» 課題の指示
スピードスケートのコラムから、「Photo By AP」から「の足元に上がる氷のしぶきだ。」までの部分を一字一句変えずに書き写してください。

北京冬季五輪第2日・スピードスケート女子3000メートル ( 2022年2月5日 国家スピードスケート館 )

滑走する高木美(AP)
Photo By AP

【藤山健二 五輪愛】国家スピードスケート館(国家速滑館)は館内が青色にコーティングされ、1万2000人の観客席を持つアジアでも最大級のリンクだ。コロナ禍もあって報道陣の動線は厳しく制限され、レース中はリンクに近づくことはできない。今では考えられないが、まだ屋外のリンクが主流だった80〜90年代はリンクサイドの壁に寄りかかり、かぶりつきで取材するのが当たり前だった。すぐ近くで見るといろいろなことが分かる。特に注目して見るようにしていたのは、選手の足元に上がる氷のしぶきだ。

エッジで氷を削り、大量のしぶきをまき散らしながら滑る選手は一見、ダイナミックで力強いように見えるが、実は違う。しぶきが多いということは氷面を蹴るタイミングや角度が悪く、加速する瞬間に必要以上に力を入れ続けているということだ。自分の体重を一番乗せられる理想的なタイミングで着氷すれば、自然と氷がバネのように反発して前方への推進力を得ることができるので、無駄な力を使う必要がない。加速はその繰り返しだ。

[空間配置データ]
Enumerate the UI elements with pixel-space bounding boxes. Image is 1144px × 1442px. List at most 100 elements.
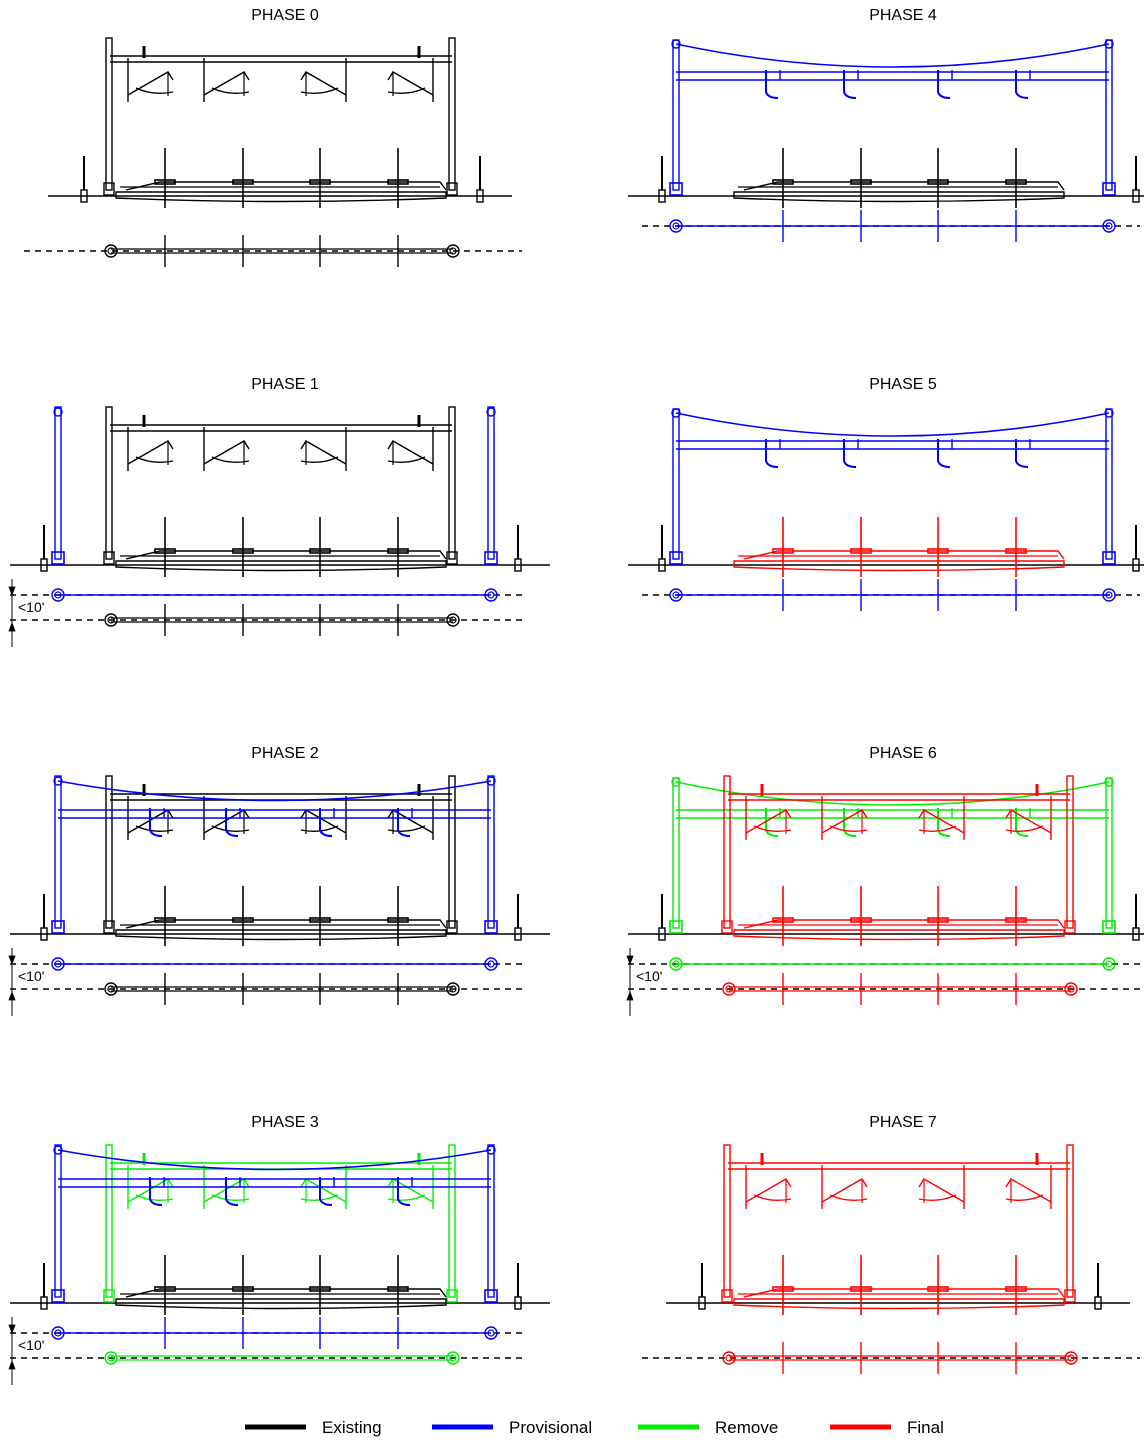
clearance-dimension (8, 1317, 16, 1385)
mast-base (484, 551, 498, 565)
clearance-dimension (8, 579, 16, 647)
rail-pair (850, 548, 872, 554)
span-mast (1105, 777, 1113, 929)
legend-label: Final (907, 1418, 944, 1437)
foundation-marker (1064, 1351, 1078, 1365)
main-gantry (103, 775, 458, 934)
foundation-marker (484, 1326, 498, 1340)
drawing-stroke (918, 1178, 965, 1203)
mast-base (446, 551, 458, 565)
cantilever-arm (745, 796, 792, 840)
rail-pair (309, 179, 331, 185)
drawing-stroke (843, 70, 857, 99)
drawing-stroke (300, 1178, 347, 1203)
dimension-arrow (626, 990, 634, 1001)
drawing-stroke (135, 1194, 174, 1202)
drawing-stroke (125, 181, 447, 191)
signal-post (80, 156, 88, 203)
drop-hanger (149, 808, 165, 837)
plan-line (51, 957, 498, 971)
main-gantry (103, 406, 458, 565)
gantry-mast (105, 406, 113, 560)
cantilever-arm (300, 427, 347, 471)
signal-post (1094, 1263, 1102, 1310)
drawing-stroke (937, 439, 951, 468)
foundation-marker (1102, 219, 1116, 233)
rail-pair (387, 548, 409, 554)
phase-panel-2: PHASE 2 <10' (8, 745, 550, 1016)
foundation-marker (449, 247, 457, 255)
rail-pair (772, 917, 794, 923)
span-structure (669, 777, 1116, 934)
drawing-stroke (300, 440, 347, 465)
span-mast (672, 39, 680, 191)
phase-title: PHASE 6 (869, 745, 937, 762)
plan-line (669, 579, 1116, 611)
drop-hanger (937, 439, 953, 468)
cantilever-arm (1005, 796, 1052, 840)
span-mast (1105, 39, 1113, 191)
drop-hanger (225, 808, 241, 837)
plan-line (669, 957, 1116, 971)
gantry-mast (448, 1144, 456, 1298)
plan-line (669, 210, 1116, 242)
cantilever-arm (821, 796, 868, 840)
drawing-stroke (115, 191, 447, 203)
foundation-marker (672, 591, 680, 599)
mast-cap (1104, 408, 1114, 418)
drawing-stroke (1005, 1194, 1044, 1202)
rail-pair (1005, 917, 1027, 923)
drawing-stroke (387, 456, 426, 464)
mast-base (1102, 551, 1116, 565)
drawing-stroke (1132, 189, 1140, 203)
rail-pair (1005, 1286, 1027, 1292)
legend-item-remove: Remove (638, 1418, 778, 1437)
clearance-dimension-label: <10' (18, 968, 44, 984)
mast-cap (1104, 777, 1114, 787)
drawing-stroke (476, 189, 484, 203)
drawing-stroke (211, 87, 250, 95)
rail-pair (154, 548, 176, 554)
mast-cap (486, 407, 496, 417)
legend-item-existing: Existing (245, 1418, 382, 1437)
gantry-mast (723, 1144, 731, 1298)
drawing-stroke (300, 87, 339, 95)
signal-post (698, 1263, 706, 1310)
cantilever-arm (821, 1165, 868, 1209)
drawing-stroke (40, 1296, 48, 1310)
drawing-stroke (300, 809, 347, 834)
foundation-marker (104, 244, 118, 258)
rail-pair (154, 179, 176, 185)
dimension-arrow (8, 621, 16, 632)
phase-panel-6: PHASE 6 <10' (626, 745, 1144, 1016)
rail-pair (927, 917, 949, 923)
phase-panel-3: PHASE 3 <10' (8, 1114, 550, 1385)
foundation-marker (1105, 591, 1113, 599)
drawing-stroke (149, 808, 163, 837)
drawing-stroke (733, 191, 1065, 203)
foundation-marker (104, 1351, 118, 1365)
foundation-marker (107, 985, 115, 993)
foundation-marker (669, 219, 683, 233)
drawing-stroke (743, 919, 1065, 929)
legend-label: Provisional (509, 1418, 592, 1437)
gantry-mast (448, 406, 456, 560)
main-gantry (721, 1144, 1076, 1303)
main-gantry (721, 775, 1076, 934)
drawing-stroke (203, 71, 250, 96)
foundation-marker (446, 1351, 460, 1365)
plan-line (51, 588, 498, 602)
drawing-stroke (1005, 825, 1044, 833)
drawing-stroke (514, 558, 522, 572)
foundation-marker (107, 247, 115, 255)
drawing-stroke (40, 558, 48, 572)
drawing-stroke (745, 1178, 792, 1203)
mast-base (446, 182, 458, 196)
drawing-stroke (387, 809, 434, 834)
rail-pair (387, 1286, 409, 1292)
cantilever-arm (300, 58, 347, 102)
rail-pair (232, 548, 254, 554)
phase-title: PHASE 4 (869, 7, 937, 24)
mast-base (669, 182, 683, 196)
foundation-marker (487, 1329, 495, 1337)
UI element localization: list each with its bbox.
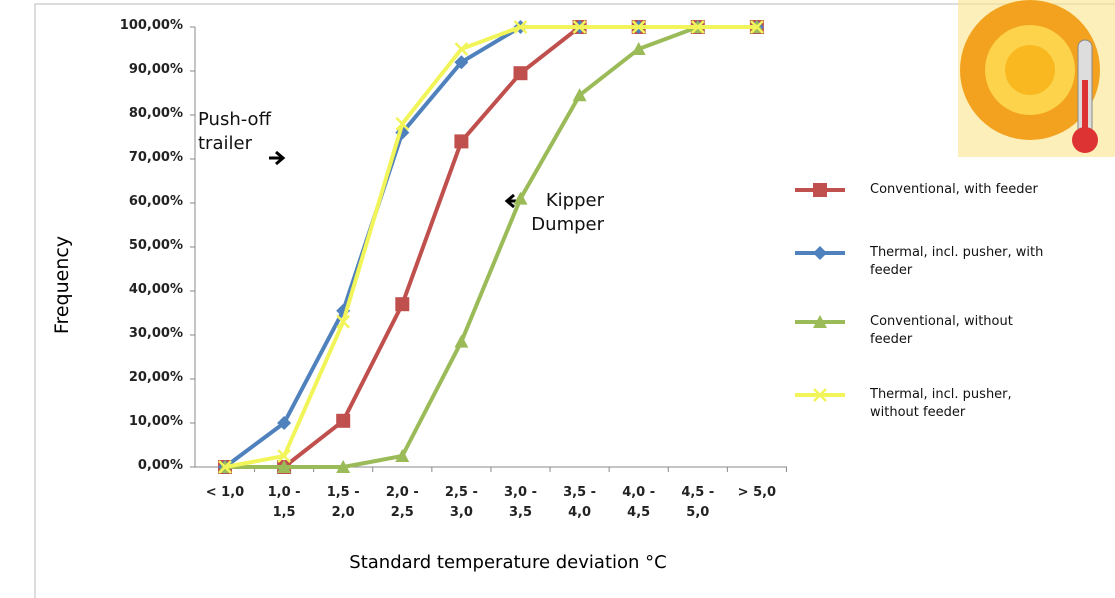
y-tick-label: 30,00%	[128, 326, 183, 341]
data-point	[395, 449, 410, 462]
x-tick-label: 2,5 - 3,0	[444, 485, 478, 520]
data-point	[631, 42, 646, 55]
y-tick-label: 50,00%	[128, 238, 183, 253]
x-tick-label: 1,5 - 2,0	[326, 485, 360, 520]
data-point	[631, 20, 646, 34]
legend-marker	[813, 388, 827, 402]
data-point	[218, 460, 232, 474]
data-point	[750, 20, 764, 34]
x-tick-label: 3,0 - 3,5	[504, 485, 537, 520]
data-point	[277, 460, 292, 473]
data-point	[336, 314, 351, 329]
data-point	[336, 413, 351, 428]
y-tick-label: 20,00%	[128, 370, 183, 385]
y-tick-label: 40,00%	[128, 282, 183, 297]
y-axis-title: Frequency	[51, 235, 73, 335]
annotation: Push-off trailer	[198, 109, 271, 154]
series-line	[224, 25, 757, 469]
data-point	[572, 20, 587, 34]
data-point	[454, 334, 469, 348]
data-point	[513, 20, 528, 34]
x-tick-label: > 5,0	[737, 485, 777, 500]
x-tick-label: 4,5 - 5,0	[681, 485, 715, 520]
legend-label: Thermal, incl. pusher, with feeder	[870, 245, 1044, 278]
y-tick-label: 100,00%	[119, 18, 183, 33]
data-point	[454, 42, 469, 56]
data-point	[454, 55, 469, 70]
series-line	[223, 25, 757, 469]
data-point	[572, 88, 587, 102]
annotation-arrow	[269, 150, 286, 166]
data-point	[513, 191, 528, 205]
data-point	[395, 297, 410, 312]
legend-marker	[813, 246, 827, 260]
legend-marker	[813, 315, 827, 328]
x-tick-label: 1,0 - 1,5	[267, 485, 301, 520]
y-tick-label: 70,00%	[128, 150, 183, 165]
x-tick-label: 4,0 - 4,5	[622, 485, 656, 520]
annotation: Kipper Dumper	[531, 190, 604, 235]
legend-label: Conventional, without feeder	[870, 314, 1013, 347]
x-tick-label: 2,0 - 2,5	[385, 485, 419, 520]
x-axis-title: Standard temperature deviation °C	[349, 552, 667, 573]
data-point	[277, 449, 291, 463]
legend-label: Conventional, with feeder	[870, 182, 1038, 197]
data-point	[395, 116, 410, 131]
data-point	[454, 134, 469, 149]
data-point	[336, 460, 351, 473]
legend-marker	[813, 183, 827, 197]
data-point	[277, 416, 292, 430]
chart-frame	[34, 3, 1115, 598]
x-tick-label: 3,5 - 4,0	[563, 485, 597, 520]
legend-label: Thermal, incl. pusher, without feeder	[870, 387, 1012, 420]
y-tick-label: 90,00%	[128, 62, 183, 77]
series-line	[225, 25, 757, 469]
sun-icon	[958, 0, 1115, 157]
y-tick-label: 10,00%	[128, 414, 183, 429]
series-line	[225, 25, 757, 469]
data-point	[513, 66, 528, 81]
y-tick-label: 60,00%	[128, 194, 183, 209]
data-point	[690, 20, 705, 34]
x-tick-label: < 1,0	[205, 485, 245, 500]
y-tick-label: 0,00%	[137, 458, 183, 473]
y-tick-label: 80,00%	[128, 106, 183, 121]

» 作業の結果
Photo By AP

【藤山健二 五輪愛】国家スピードスケート館(国家速滑館)は館内が青色にコーティングされ、1万2000人の観客席を持つアジアでも最大級のリンクだ。コロナ禍もあって報道陣の動線は厳しく制限され、レース中はリンクに近づくことはできない。今では考えられないが、まだ屋外のリンクが主流だった80〜90年代はリンクサイドの壁に寄りかかり、かぶりつきで取材するのが当たり前だった。すぐ近くで見るといろいろなことが分かる。特に注目して見るようにしていたのは、選手の足元に上がる氷のしぶきだ。